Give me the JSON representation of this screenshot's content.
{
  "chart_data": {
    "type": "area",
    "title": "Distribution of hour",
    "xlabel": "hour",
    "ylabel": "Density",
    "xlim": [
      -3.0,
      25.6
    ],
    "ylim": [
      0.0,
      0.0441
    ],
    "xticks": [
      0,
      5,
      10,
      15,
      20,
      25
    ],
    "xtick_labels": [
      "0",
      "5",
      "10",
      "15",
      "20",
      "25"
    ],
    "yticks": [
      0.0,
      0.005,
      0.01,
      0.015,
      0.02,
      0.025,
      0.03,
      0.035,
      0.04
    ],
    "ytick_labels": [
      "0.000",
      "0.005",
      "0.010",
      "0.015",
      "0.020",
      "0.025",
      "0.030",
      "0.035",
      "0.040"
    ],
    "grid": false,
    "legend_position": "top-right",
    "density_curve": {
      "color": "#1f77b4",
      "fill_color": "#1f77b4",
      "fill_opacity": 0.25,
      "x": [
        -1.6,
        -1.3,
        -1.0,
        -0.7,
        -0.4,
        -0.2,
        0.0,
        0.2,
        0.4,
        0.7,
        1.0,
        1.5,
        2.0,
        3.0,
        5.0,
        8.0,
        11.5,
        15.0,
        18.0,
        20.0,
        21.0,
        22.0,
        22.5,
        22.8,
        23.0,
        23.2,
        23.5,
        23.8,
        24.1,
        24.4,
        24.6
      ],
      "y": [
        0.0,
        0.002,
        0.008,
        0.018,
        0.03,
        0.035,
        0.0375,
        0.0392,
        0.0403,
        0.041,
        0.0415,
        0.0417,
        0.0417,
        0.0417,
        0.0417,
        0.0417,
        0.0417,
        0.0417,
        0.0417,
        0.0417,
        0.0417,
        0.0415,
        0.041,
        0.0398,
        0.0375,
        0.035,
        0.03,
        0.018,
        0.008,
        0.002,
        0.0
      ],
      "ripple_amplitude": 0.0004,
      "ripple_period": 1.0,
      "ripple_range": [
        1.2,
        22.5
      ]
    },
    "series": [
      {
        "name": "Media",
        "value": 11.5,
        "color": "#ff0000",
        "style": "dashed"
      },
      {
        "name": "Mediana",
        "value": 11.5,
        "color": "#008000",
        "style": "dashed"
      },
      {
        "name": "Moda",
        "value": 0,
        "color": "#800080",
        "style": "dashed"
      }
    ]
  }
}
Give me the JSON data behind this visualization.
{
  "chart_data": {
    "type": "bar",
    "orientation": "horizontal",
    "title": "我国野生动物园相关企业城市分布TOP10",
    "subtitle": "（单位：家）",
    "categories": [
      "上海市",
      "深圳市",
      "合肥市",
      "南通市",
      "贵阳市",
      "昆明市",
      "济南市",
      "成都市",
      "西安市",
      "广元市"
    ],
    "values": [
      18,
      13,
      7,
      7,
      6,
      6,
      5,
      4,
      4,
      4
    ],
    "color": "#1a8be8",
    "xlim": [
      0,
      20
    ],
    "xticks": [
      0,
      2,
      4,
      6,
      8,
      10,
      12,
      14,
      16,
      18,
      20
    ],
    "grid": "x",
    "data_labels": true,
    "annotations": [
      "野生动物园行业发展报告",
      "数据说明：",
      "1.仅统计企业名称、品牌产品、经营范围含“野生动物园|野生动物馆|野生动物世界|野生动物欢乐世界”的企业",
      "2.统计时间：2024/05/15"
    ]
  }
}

Exercise objective
Write the entire listing out again, word for word.

Response below
Give me the JSON representation of this screenshot's content.
{
  "chart_data": {
    "type": "area",
    "title": "Distribution of hour",
    "xlabel": "hour",
    "ylabel": "Density",
    "xlim": [
      -3.0,
      25.6
    ],
    "ylim": [
      0.0,
      0.0441
    ],
    "xticks": [
      0,
      5,
      10,
      15,
      20,
      25
    ],
    "xtick_labels": [
      "0",
      "5",
      "10",
      "15",
      "20",
      "25"
    ],
    "yticks": [
      0.0,
      0.005,
      0.01,
      0.015,
      0.02,
      0.025,
      0.03,
      0.035,
      0.04
    ],
    "ytick_labels": [
      "0.000",
      "0.005",
      "0.010",
      "0.015",
      "0.020",
      "0.025",
      "0.030",
      "0.035",
      "0.040"
    ],
    "grid": false,
    "legend_position": "top-right",
    "density_curve": {
      "color": "#1f77b4",
      "fill_color": "#1f77b4",
      "fill_opacity": 0.25,
      "x": [
        -1.6,
        -1.3,
        -1.0,
        -0.7,
        -0.4,
        -0.2,
        0.0,
        0.2,
        0.4,
        0.7,
        1.0,
        1.5,
        2.0,
        3.0,
        5.0,
        8.0,
        11.5,
        15.0,
        18.0,
        20.0,
        21.0,
        22.0,
        22.5,
        22.8,
        23.0,
        23.2,
        23.5,
        23.8,
        24.1,
        24.4,
        24.6
      ],
      "y": [
        0.0,
        0.002,
        0.008,
        0.018,
        0.03,
        0.035,
        0.0375,
        0.0392,
        0.0403,
        0.041,
        0.0415,
        0.0417,
        0.0417,
        0.0417,
        0.0417,
        0.0417,
        0.0417,
        0.0417,
        0.0417,
        0.0417,
        0.0417,
        0.0415,
        0.041,
        0.0398,
        0.0375,
        0.035,
        0.03,
        0.018,
        0.008,
        0.002,
        0.0
      ],
      "ripple_amplitude": 0.0004,
      "ripple_period": 1.0,
      "ripple_range": [
        1.2,
        22.5
      ]
    },
    "series": [
      {
        "name": "Media",
        "value": 11.5,
        "color": "#ff0000",
        "style": "dashed"
      },
      {
        "name": "Mediana",
        "value": 11.5,
        "color": "#008000",
        "style": "dashed"
      },
      {
        "name": "Moda",
        "value": 0,
        "color": "#800080",
        "style": "dashed"
      }
    ]
  }
}
Give me the JSON data behind this visualization.
{
  "chart_data": {
    "type": "bar",
    "orientation": "horizontal",
    "title": "我国野生动物园相关企业城市分布TOP10",
    "subtitle": "（单位：家）",
    "categories": [
      "上海市",
      "深圳市",
      "合肥市",
      "南通市",
      "贵阳市",
      "昆明市",
      "济南市",
      "成都市",
      "西安市",
      "广元市"
    ],
    "values": [
      18,
      13,
      7,
      7,
      6,
      6,
      5,
      4,
      4,
      4
    ],
    "color": "#1a8be8",
    "xlim": [
      0,
      20
    ],
    "xticks": [
      0,
      2,
      4,
      6,
      8,
      10,
      12,
      14,
      16,
      18,
      20
    ],
    "grid": "x",
    "data_labels": true,
    "annotations": [
      "野生动物园行业发展报告",
      "数据说明：",
      "1.仅统计企业名称、品牌产品、经营范围含“野生动物园|野生动物馆|野生动物世界|野生动物欢乐世界”的企业",
      "2.统计时间：2024/05/15"
    ]
  }
}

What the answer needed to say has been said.